### Questions to answer
**a)** According to the 2016 in India page, who was Prime Minister of India?
**b)** Repeat the 2016 in India page word for word from "- Centuries:: 19th;" up to and including "2016 in India.".
**c)** Go on with the 2016 in India page, starting right after its final sentence.

*** Page text ***

- Centuries:: 19th; 20th; 21st;
- Decades:: 1990s; 2000s; 2010s; 2020s;
- See also:: List of years in India Timeline of Indian history

= 2016 in India =

The following lists events that happened during 2016 in India.

==Incumbents==

| Photo | Post | Name |
|---|---|---|
|  | President | Pranab Mukherjee |
|  | Vice President | Mohammad Hamid Ansari |
|  | Prime Minister | Narendra Modi |
|  | Chief Justice | T. S. Thakur |

===Governors===

| Post | Name |
|---|---|
| Andhra Pradesh | E. S. L. Narasimhan |
| Arunachal Pradesh | Jyoti Prasad Rajkhowa (until 9 July) Tathagata Roy (10 July-12 August) V. Shanmuganathan (starting 14 September) |
| Assam | Padmanabha Acharya (until 17 August) Banwarilal Purohit (starting 22 August) |
| Bihar | Ram Nath Kovind |
| Chhattisgarh | Balram Das Tandon |
| Goa | Mridula Sinha |
| Gujarat | Om Prakash Kohli |
| Haryana | Kaptan Singh Solanki |
| Himachal Pradesh | Acharya Devvrat |
| Jammu and Kashmir | Draupadi Murmu |
| Jharkhand | Draupadi Murmu |
| Karnataka | Vajubhai Rudabhai Vala |
| Kerala | P. Sathasivam |
| Madhya Pradesh | Ram Naresh Yadav |
| Maharashtra | V. Shanmuganathan |
| Manipur | Najma A. Heptulla |
| Meghalaya | Kummanam Rajasekharan |
| Mizoram | P. S. Sreedharan Pillai |
| Nagaland | Padmanabha Acharya |
| Odisha | S. C. Jamir |
| Punjab | Kaptan Singh Solanki (until 22 August) Vijayendra Pal Singh Badnore (starting 22 August) |
| Rajasthan | Kalyan Singh |
| Sikkim | Shriniwas Dadasaheb Patil |
| Tamil Nadu | Konijeti Rosaiah (until 1 September) C. Vidyasagar Rao (starting 1 September) |
| Tripura | Tathagata Roy |
| Uttar Pradesh | Ram Naik |
| West Bengal | Baby Rani Maurya |

==Events==
=== January ===
- 1 January – The Indian and Pakistani governments exchanged a full list of nuclear sites, military and civilian, in accordance with the 1988 Non-Nuclear Aggression Agreement.

*** End of Page text ***
*** Provided material ***

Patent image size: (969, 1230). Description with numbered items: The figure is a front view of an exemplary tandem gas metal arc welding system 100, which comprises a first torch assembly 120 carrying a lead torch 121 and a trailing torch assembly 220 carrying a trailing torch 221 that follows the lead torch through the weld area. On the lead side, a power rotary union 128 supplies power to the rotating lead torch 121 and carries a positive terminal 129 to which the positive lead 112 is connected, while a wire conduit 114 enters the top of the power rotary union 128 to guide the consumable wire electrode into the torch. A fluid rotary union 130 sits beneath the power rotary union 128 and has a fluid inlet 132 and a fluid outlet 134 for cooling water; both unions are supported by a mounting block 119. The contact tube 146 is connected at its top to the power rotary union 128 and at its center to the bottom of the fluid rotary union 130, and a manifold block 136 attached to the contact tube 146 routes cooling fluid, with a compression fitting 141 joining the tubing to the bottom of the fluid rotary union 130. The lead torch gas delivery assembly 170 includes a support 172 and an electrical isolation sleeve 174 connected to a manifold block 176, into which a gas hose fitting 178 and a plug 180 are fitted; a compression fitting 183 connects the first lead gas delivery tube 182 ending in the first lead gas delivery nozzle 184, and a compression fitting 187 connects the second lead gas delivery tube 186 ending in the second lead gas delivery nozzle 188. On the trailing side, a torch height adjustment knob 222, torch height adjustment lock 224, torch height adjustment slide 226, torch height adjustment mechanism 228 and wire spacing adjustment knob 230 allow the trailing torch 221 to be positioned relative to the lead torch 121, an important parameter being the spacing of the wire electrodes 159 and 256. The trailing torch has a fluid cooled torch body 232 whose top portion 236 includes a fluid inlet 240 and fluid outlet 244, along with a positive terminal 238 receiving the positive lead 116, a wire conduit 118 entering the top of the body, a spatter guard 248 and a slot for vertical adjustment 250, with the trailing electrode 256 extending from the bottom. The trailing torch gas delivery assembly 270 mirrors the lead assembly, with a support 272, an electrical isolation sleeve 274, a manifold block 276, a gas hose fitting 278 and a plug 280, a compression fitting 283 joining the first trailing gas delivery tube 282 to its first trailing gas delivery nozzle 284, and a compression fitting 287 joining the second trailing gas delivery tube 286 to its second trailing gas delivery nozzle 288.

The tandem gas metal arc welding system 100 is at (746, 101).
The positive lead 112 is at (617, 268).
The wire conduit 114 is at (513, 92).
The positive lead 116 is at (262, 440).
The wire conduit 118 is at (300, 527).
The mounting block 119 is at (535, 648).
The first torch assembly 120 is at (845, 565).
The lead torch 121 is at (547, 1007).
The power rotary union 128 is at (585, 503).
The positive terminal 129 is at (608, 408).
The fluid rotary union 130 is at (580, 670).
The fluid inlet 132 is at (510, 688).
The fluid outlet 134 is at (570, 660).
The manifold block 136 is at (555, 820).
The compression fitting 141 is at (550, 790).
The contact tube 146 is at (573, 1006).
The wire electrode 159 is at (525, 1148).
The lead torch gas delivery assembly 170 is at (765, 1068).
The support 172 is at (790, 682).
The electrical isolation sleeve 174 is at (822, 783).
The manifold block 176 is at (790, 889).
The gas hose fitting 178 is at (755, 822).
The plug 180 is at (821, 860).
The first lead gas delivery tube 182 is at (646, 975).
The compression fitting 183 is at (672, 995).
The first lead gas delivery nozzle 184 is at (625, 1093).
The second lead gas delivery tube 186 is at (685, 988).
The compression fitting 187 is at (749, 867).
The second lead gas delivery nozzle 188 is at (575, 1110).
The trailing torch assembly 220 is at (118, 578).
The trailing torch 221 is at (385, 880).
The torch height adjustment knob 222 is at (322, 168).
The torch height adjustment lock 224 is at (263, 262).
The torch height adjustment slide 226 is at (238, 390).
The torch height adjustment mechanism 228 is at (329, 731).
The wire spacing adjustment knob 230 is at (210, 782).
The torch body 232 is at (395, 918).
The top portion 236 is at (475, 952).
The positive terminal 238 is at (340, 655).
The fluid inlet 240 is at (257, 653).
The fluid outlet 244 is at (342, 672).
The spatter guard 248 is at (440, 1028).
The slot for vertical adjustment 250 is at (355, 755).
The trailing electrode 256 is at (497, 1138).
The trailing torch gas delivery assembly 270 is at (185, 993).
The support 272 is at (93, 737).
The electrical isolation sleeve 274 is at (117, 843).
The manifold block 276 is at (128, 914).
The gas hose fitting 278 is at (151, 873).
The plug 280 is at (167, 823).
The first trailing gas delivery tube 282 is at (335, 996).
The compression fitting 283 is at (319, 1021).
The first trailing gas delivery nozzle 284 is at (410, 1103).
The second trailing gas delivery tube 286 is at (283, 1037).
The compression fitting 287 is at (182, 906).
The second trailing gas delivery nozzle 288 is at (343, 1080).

*** End of Provided material ***

### Answers for the exercise
**a)** Narendra Modi

**b)**
- Centuries:: 19th; 20th; 21st;
- Decades:: 1990s; 2000s; 2010s; 2020s;
- See also:: List of years in India Timeline of Indian history

= 2016 in India =

The following lists events that happened during 2016 in India.

**c)**
- 2 January – Heavily armed gunmen, reportedly members of Jaish-e-Mohammed, attacked an Indian Air Force base in Pathankot, Punjab. Two of the gunmen were killed.
- 3 January – A magnitude 6.7 earthquake struck India, 29 km west of Imphal, with a maximum Mercalli intensity of VII (Very strong). At least eight people were killed, 100 others were injured, and some buildings were damaged.
- 17 January – A PhD student from University of Hyderabad named Rohith Vemula died by suicide, reportedly due to caste-based discrimination. The event triggered a countrywide agitation against casteism in institutions of higher learning.

=== February ===
- 3 February - A twenty one year old Tanzanian girl was attacked by a mob and paraded naked in Bengaluru suspecting her of a vehicle accident.
- 8 February – Facebook's FreeBasics was declared illegal in India and ceased operations in the country.
- 9 February – A group of JNU students held a campus protest marking the third anniversary of the hanging of Muhammad Afzal Guru.
- 12 February – JNU student-union president Kanhaiya Kumar was arrested on charges of sedition.
- 13 February – Nationwide protests and rallies took place, with students and teachers from multiple universities demonstrating against the arrest of Kanhaiya Kumar.
- 15 February –
  - Lawyers assaulted journalists at the court where Kanhaiya Kumar was scheduled to appear, chanting nationalist slogans.
  - Protests against the arrest of Kanhaiya Kumar continued at JNU, with a campus strike disrupting classes.
- 17 February – Kanhaiya Kumar was assaulted inside the court premises, despite heavy police presence.
- 20 February – Militants laid siege to the Entrepreneurship Development Institute
- 22 February – Five JNU students accused of sedition returned to campus after going into hiding.
- 24 February – JNU students Umar Khalid and Anirban Bhattacharya surrendered to police around midnight.

=== March ===
- 14 March – Police horse Shaktiman was attacked with a stick by BJP MLA politician and cabinet minister Ganesh Joshi during a protest organized by BJP against the Chief Minister of Uttarakhand. The attack and the horse's later death sparked worldwide outrage.
- 16 March – RTI activist Vinayak Baliga was murdered in Mangalore by contract killers allegedly linked to Hindutva group NaMo Brigade.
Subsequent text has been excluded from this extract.